#### Exercise goal
In all of the rows below, rename "data-point" to "plot-marker" and keep every other line unchanged. Omit the pictures from your answer.

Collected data
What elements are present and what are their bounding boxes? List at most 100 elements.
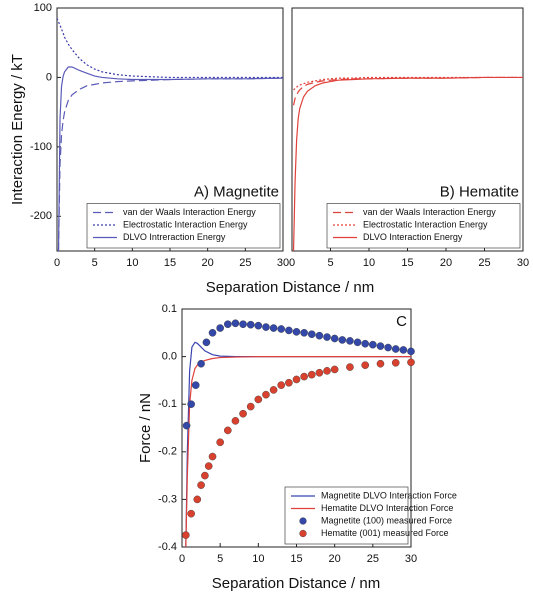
x-tick-label: 30 <box>405 553 417 565</box>
data-point <box>300 328 308 337</box>
data-point <box>369 340 377 349</box>
legend-box <box>86 203 281 249</box>
x-tick-label: 5 <box>92 257 98 269</box>
data-point <box>376 342 385 350</box>
data-point <box>223 320 232 329</box>
x-tick-label: 25 <box>478 257 490 269</box>
data-point <box>361 361 370 369</box>
data-point <box>407 358 415 367</box>
data-point <box>187 400 195 409</box>
data-point <box>292 375 301 384</box>
series-line <box>57 18 283 79</box>
data-point <box>197 481 205 489</box>
x-axis-label: Separation Distance / nm <box>212 575 380 592</box>
x-tick-label: 0 <box>179 553 185 565</box>
data-point <box>182 531 190 539</box>
data-point <box>239 320 247 329</box>
y-tick-label: 0.1 <box>162 303 177 315</box>
data-point <box>216 324 224 332</box>
legend-label: van der Waals Interaction Energy <box>363 207 496 217</box>
data-point <box>315 368 324 377</box>
panel-label: C <box>396 313 407 330</box>
data-point <box>330 334 339 343</box>
legend-label: DLVO Interaction Energy <box>363 232 463 242</box>
data-point <box>399 346 408 354</box>
y-tick-label: -0.4 <box>158 541 177 553</box>
data-point <box>315 331 324 340</box>
x-tick-label: 20 <box>329 553 341 565</box>
x-tick-label: 20 <box>440 257 452 269</box>
data-point <box>376 359 385 368</box>
panel-label: B) Hematite <box>440 183 519 200</box>
data-point <box>361 339 370 348</box>
y-tick-label: -200 <box>30 210 52 222</box>
x-tick-label: 10 <box>252 553 264 565</box>
data-point <box>407 347 415 356</box>
y-tick-label: 0.0 <box>162 351 177 363</box>
series-line <box>185 356 411 547</box>
data-point <box>197 359 205 368</box>
y-axis-label: Interaction Energy / kT <box>9 54 26 205</box>
data-point <box>269 324 278 332</box>
series-line <box>293 76 523 91</box>
data-point <box>277 381 286 389</box>
x-tick-label: 5 <box>217 553 223 565</box>
data-point <box>384 343 392 352</box>
data-point <box>285 378 293 387</box>
x-tick-label: 25 <box>367 553 379 565</box>
x-tick-label: 10 <box>363 257 375 269</box>
data-point <box>201 471 209 480</box>
data-point <box>254 395 263 404</box>
data-point <box>346 363 354 371</box>
x-tick-label: 25 <box>239 257 251 269</box>
y-axis-label: Force / nN <box>137 393 154 463</box>
y-tick-label: -100 <box>30 141 52 153</box>
data-point <box>231 417 240 425</box>
data-point <box>204 462 213 470</box>
data-point <box>323 333 331 341</box>
x-tick-label: 0 <box>54 257 60 269</box>
x-tick-label: 10 <box>126 257 138 269</box>
data-point <box>193 495 202 504</box>
data-point <box>187 509 195 518</box>
x-tick-label: 30 <box>277 257 289 269</box>
data-point <box>277 325 286 333</box>
legend-label: Hematite (001) measured Force <box>321 528 449 538</box>
data-point <box>285 326 293 335</box>
x-tick-label: 30 <box>517 257 529 269</box>
x-tick-label: 15 <box>401 257 413 269</box>
panel-label: A) Magnetite <box>194 183 279 200</box>
data-point <box>307 370 316 379</box>
legend-swatch <box>299 529 307 538</box>
y-tick-label: 0 <box>46 71 52 83</box>
legend-label: Magnetite (100) measured Force <box>321 515 452 525</box>
series-line <box>292 76 523 251</box>
data-point <box>262 323 270 331</box>
data-point <box>208 328 217 337</box>
x-tick-label: 20 <box>202 257 214 269</box>
data-point <box>346 337 354 345</box>
data-point <box>262 390 270 399</box>
x-tick-label: 15 <box>290 553 302 565</box>
data-point <box>353 338 362 347</box>
y-tick-label: 100 <box>34 2 52 14</box>
data-point <box>323 367 331 375</box>
series-line <box>57 66 283 251</box>
y-tick-label: -0.2 <box>158 446 177 458</box>
x-tick-label: 15 <box>164 257 176 269</box>
legend-box <box>326 203 521 249</box>
data-point <box>208 452 217 461</box>
data-point <box>254 321 263 330</box>
data-point <box>338 336 347 344</box>
data-point <box>307 330 316 339</box>
y-tick-label: -0.3 <box>158 493 177 505</box>
data-point <box>246 402 255 411</box>
data-point <box>239 409 247 418</box>
legend-swatch <box>299 517 307 525</box>
data-point <box>202 338 211 347</box>
x-tick-label: 0 <box>289 257 295 269</box>
legend-label: Electrostatic Interaction Energy <box>363 219 488 229</box>
data-point <box>330 365 339 374</box>
data-point <box>182 421 191 430</box>
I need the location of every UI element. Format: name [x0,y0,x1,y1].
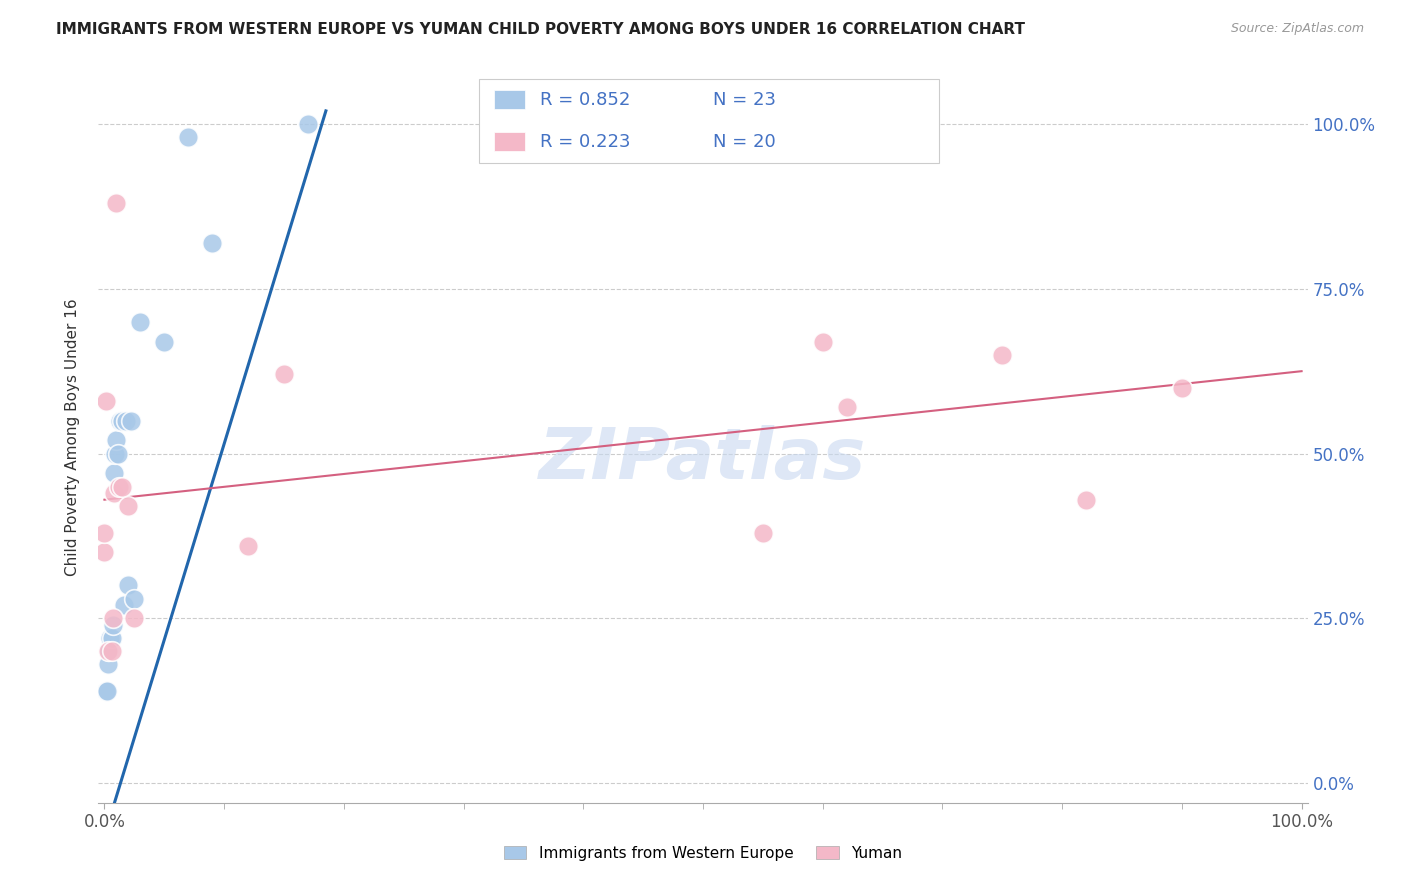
Point [101,611,124,625]
Point [111,479,134,493]
Point [103,486,125,500]
Point [117,500,139,514]
Point [94,393,117,408]
Point [991,348,1014,362]
Point [273,368,295,382]
Point [100,631,122,645]
Text: R = 0.852: R = 0.852 [540,91,630,109]
Point [129,315,152,329]
Point [94,683,117,698]
Text: N = 20: N = 20 [713,133,776,151]
Point [752,525,775,540]
Point [104,446,127,460]
Point [111,414,134,428]
Point [124,611,146,625]
Point [117,578,139,592]
Point [103,467,125,481]
Point [1074,492,1097,507]
Point [153,334,176,349]
Point [107,446,129,460]
Text: IMMIGRANTS FROM WESTERN EUROPE VS YUMAN CHILD POVERTY AMONG BOYS UNDER 16 CORREL: IMMIGRANTS FROM WESTERN EUROPE VS YUMAN … [56,22,1025,37]
Point [97,657,120,672]
Text: R = 0.223: R = 0.223 [540,133,630,151]
Point [108,414,131,428]
Point [835,401,858,415]
Point [105,434,128,448]
Point [115,414,138,428]
Text: Source: ZipAtlas.com: Source: ZipAtlas.com [1230,22,1364,36]
Legend: Immigrants from Western Europe, Yuman: Immigrants from Western Europe, Yuman [496,838,910,868]
Point [93,545,115,559]
Text: ZIPatlas: ZIPatlas [540,425,866,493]
Text: N = 23: N = 23 [713,91,776,109]
Point [98,644,121,658]
Point [97,644,120,658]
Point [236,539,259,553]
Point [96,683,118,698]
Point [201,235,224,250]
Point [120,414,142,428]
Y-axis label: Child Poverty Among Boys Under 16: Child Poverty Among Boys Under 16 [65,298,80,576]
Point [177,130,200,145]
Bar [494,132,526,152]
Point [100,631,122,645]
Point [297,117,319,131]
Point [112,598,135,612]
Point [124,591,146,606]
Point [100,644,122,658]
Point [105,196,128,211]
Point [93,525,115,540]
Point [1171,381,1194,395]
Point [107,479,129,493]
Point [811,334,834,349]
Bar [494,90,526,109]
Point [101,618,124,632]
FancyBboxPatch shape [479,78,939,163]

#### Response to the task
What elements are present and what are their bounding boxes? List at most 100 elements.
x-tick-label: 30 <box>405 553 417 565</box>
plot-marker <box>300 328 308 337</box>
plot-marker <box>369 340 377 349</box>
legend-box <box>86 203 281 249</box>
x-tick-label: 5 <box>92 257 98 269</box>
plot-marker <box>376 342 385 350</box>
plot-marker <box>223 320 232 329</box>
x-tick-label: 25 <box>478 257 490 269</box>
plot-marker <box>361 361 370 369</box>
plot-marker <box>407 358 415 367</box>
plot-marker <box>187 400 195 409</box>
plot-marker <box>292 375 301 384</box>
series-line <box>57 18 283 79</box>
plot-marker <box>197 481 205 489</box>
x-axis-label: Separation Distance / nm <box>212 575 380 592</box>
x-tick-label: 0 <box>179 553 185 565</box>
plot-marker <box>182 531 190 539</box>
plot-marker <box>239 320 247 329</box>
y-tick-label: 0.1 <box>162 303 177 315</box>
plot-marker <box>216 324 224 332</box>
legend-label: van der Waals Interaction Energy <box>363 207 496 217</box>
plot-marker <box>315 368 324 377</box>
panel-label: C <box>396 313 407 330</box>
plot-marker <box>330 334 339 343</box>
legend-label: DLVO Interaction Energy <box>363 232 463 242</box>
plot-marker <box>399 346 408 354</box>
y-tick-label: -0.4 <box>158 541 177 553</box>
plot-marker <box>315 331 324 340</box>
x-tick-label: 20 <box>329 553 341 565</box>
x-tick-label: 20 <box>440 257 452 269</box>
plot-marker <box>376 359 385 368</box>
panel-label: B) Hematite <box>440 183 519 200</box>
plot-marker <box>361 339 370 348</box>
y-tick-label: -200 <box>30 210 52 222</box>
x-tick-label: 10 <box>252 553 264 565</box>
plot-marker <box>407 347 415 356</box>
y-tick-label: 0.0 <box>162 351 177 363</box>
series-line <box>185 356 411 547</box>
plot-marker <box>197 359 205 368</box>
y-axis-label: Interaction Energy / kT <box>9 54 26 205</box>
plot-marker <box>269 324 278 332</box>
series-line <box>293 76 523 91</box>
plot-marker <box>277 381 286 389</box>
x-tick-label: 5 <box>217 553 223 565</box>
plot-marker <box>384 343 392 352</box>
plot-marker <box>285 378 293 387</box>
x-tick-label: 25 <box>367 553 379 565</box>
x-tick-label: 10 <box>363 257 375 269</box>
plot-marker <box>201 471 209 480</box>
plot-marker <box>254 395 263 404</box>
plot-marker <box>346 363 354 371</box>
x-tick-label: 25 <box>239 257 251 269</box>
y-axis-label: Force / nN <box>137 393 154 463</box>
y-tick-label: -100 <box>30 141 52 153</box>
plot-marker <box>231 417 240 425</box>
plot-marker <box>204 462 213 470</box>
plot-marker <box>323 333 331 341</box>
x-tick-label: 0 <box>54 257 60 269</box>
x-tick-label: 10 <box>126 257 138 269</box>
plot-marker <box>193 495 202 504</box>
plot-marker <box>187 509 195 518</box>
x-tick-label: 30 <box>277 257 289 269</box>
plot-marker <box>277 325 286 333</box>
legend-label: Hematite (001) measured Force <box>321 528 449 538</box>
plot-marker <box>285 326 293 335</box>
x-tick-label: 30 <box>517 257 529 269</box>
x-tick-label: 15 <box>401 257 413 269</box>
panel-label: A) Magnetite <box>194 183 279 200</box>
plot-marker <box>307 370 316 379</box>
legend-swatch <box>299 529 307 538</box>
y-tick-label: 0 <box>46 71 52 83</box>
legend-label: Magnetite (100) measured Force <box>321 515 452 525</box>
series-line <box>292 76 523 251</box>
plot-marker <box>262 323 270 331</box>
plot-marker <box>208 328 217 337</box>
x-tick-label: 20 <box>202 257 214 269</box>
plot-marker <box>346 337 354 345</box>
plot-marker <box>262 390 270 399</box>
x-tick-label: 15 <box>290 553 302 565</box>
plot-marker <box>353 338 362 347</box>
y-tick-label: 100 <box>34 2 52 14</box>
plot-marker <box>323 367 331 375</box>
series-line <box>57 66 283 251</box>
y-tick-label: -0.2 <box>158 446 177 458</box>
x-tick-label: 15 <box>164 257 176 269</box>
legend-box <box>326 203 521 249</box>
plot-marker <box>208 452 217 461</box>
plot-marker <box>254 321 263 330</box>
plot-marker <box>338 336 347 344</box>
plot-marker <box>307 330 316 339</box>
y-tick-label: -0.3 <box>158 493 177 505</box>
plot-marker <box>246 402 255 411</box>
plot-marker <box>239 409 247 418</box>
legend-swatch <box>299 517 307 525</box>
plot-marker <box>202 338 211 347</box>
x-tick-label: 0 <box>289 257 295 269</box>
legend-label: Electrostatic Interaction Energy <box>363 219 488 229</box>
plot-marker <box>330 365 339 374</box>
plot-marker <box>182 421 191 430</box>
I need the location of every UI element. Format: name [x0,y0,x1,y1].
Point [101,611,124,625]
Point [111,479,134,493]
Point [103,486,125,500]
Point [117,500,139,514]
Point [94,393,117,408]
Point [991,348,1014,362]
Point [273,368,295,382]
Point [100,631,122,645]
Text: R = 0.852: R = 0.852 [540,91,630,109]
Point [129,315,152,329]
Point [94,683,117,698]
Text: N = 20: N = 20 [713,133,776,151]
Point [752,525,775,540]
Point [104,446,127,460]
Point [111,414,134,428]
Point [124,611,146,625]
Point [117,578,139,592]
Point [103,467,125,481]
Point [1074,492,1097,507]
Point [153,334,176,349]
Point [107,446,129,460]
Text: IMMIGRANTS FROM WESTERN EUROPE VS YUMAN CHILD POVERTY AMONG BOYS UNDER 16 CORREL: IMMIGRANTS FROM WESTERN EUROPE VS YUMAN … [56,22,1025,37]
Point [97,657,120,672]
Text: R = 0.223: R = 0.223 [540,133,630,151]
Point [108,414,131,428]
Point [835,401,858,415]
Point [105,434,128,448]
Point [115,414,138,428]
Text: Source: ZipAtlas.com: Source: ZipAtlas.com [1230,22,1364,36]
Legend: Immigrants from Western Europe, Yuman: Immigrants from Western Europe, Yuman [496,838,910,868]
Point [93,545,115,559]
Text: ZIPatlas: ZIPatlas [540,425,866,493]
Text: N = 23: N = 23 [713,91,776,109]
Point [98,644,121,658]
Point [97,644,120,658]
Point [236,539,259,553]
Point [96,683,118,698]
Point [201,235,224,250]
Point [120,414,142,428]
Y-axis label: Child Poverty Among Boys Under 16: Child Poverty Among Boys Under 16 [65,298,80,576]
Point [177,130,200,145]
Bar [494,132,526,152]
Point [100,631,122,645]
Point [297,117,319,131]
Point [112,598,135,612]
Point [124,591,146,606]
Point [100,644,122,658]
Point [105,196,128,211]
Point [93,525,115,540]
Point [1171,381,1194,395]
Point [107,479,129,493]
Point [811,334,834,349]
Bar [494,90,526,109]
Point [101,618,124,632]
FancyBboxPatch shape [479,78,939,163]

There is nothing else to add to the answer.